(Stored items from a collection)
+ + + + +
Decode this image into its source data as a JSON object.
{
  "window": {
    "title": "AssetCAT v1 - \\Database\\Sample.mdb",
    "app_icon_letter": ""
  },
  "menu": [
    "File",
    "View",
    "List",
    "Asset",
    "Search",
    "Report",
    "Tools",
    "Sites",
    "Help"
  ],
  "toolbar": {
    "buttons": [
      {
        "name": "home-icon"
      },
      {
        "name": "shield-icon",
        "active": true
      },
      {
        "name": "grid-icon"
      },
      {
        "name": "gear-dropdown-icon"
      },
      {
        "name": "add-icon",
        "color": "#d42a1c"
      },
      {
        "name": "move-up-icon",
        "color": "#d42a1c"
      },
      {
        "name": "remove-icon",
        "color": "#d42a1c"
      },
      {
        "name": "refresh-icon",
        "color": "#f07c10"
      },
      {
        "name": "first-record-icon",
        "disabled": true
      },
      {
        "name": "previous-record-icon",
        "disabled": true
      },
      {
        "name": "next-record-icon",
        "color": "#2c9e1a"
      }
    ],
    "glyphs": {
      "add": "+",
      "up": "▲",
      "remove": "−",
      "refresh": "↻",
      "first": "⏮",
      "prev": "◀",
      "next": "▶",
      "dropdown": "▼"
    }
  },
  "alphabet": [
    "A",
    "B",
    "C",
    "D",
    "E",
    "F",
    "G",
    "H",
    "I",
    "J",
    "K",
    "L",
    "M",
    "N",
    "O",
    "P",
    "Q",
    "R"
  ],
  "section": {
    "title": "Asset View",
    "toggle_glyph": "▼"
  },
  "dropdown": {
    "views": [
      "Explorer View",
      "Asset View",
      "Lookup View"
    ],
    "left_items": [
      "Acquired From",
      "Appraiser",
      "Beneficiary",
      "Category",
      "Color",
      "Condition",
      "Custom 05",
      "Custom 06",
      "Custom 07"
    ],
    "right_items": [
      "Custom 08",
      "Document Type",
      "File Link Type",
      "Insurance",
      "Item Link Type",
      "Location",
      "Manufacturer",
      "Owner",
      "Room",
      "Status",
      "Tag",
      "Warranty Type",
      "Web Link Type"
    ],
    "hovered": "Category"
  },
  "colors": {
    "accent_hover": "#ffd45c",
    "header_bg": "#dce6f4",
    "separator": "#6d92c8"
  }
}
+ + + + +
* [Task instructions]:
Which lines hold the word "name"? Copy every one of them.

* [Reply]:
        "name": "home-icon"
        "name": "shield-icon",
        "name": "grid-icon"
        "name": "gear-dropdown-icon"
        "name": "add-icon",
        "name": "move-up-icon",
        "name": "remove-icon",
        "name": "refresh-icon",
        "name": "first-record-icon",
        "name": "previous-record-icon",
        "name": "next-record-icon",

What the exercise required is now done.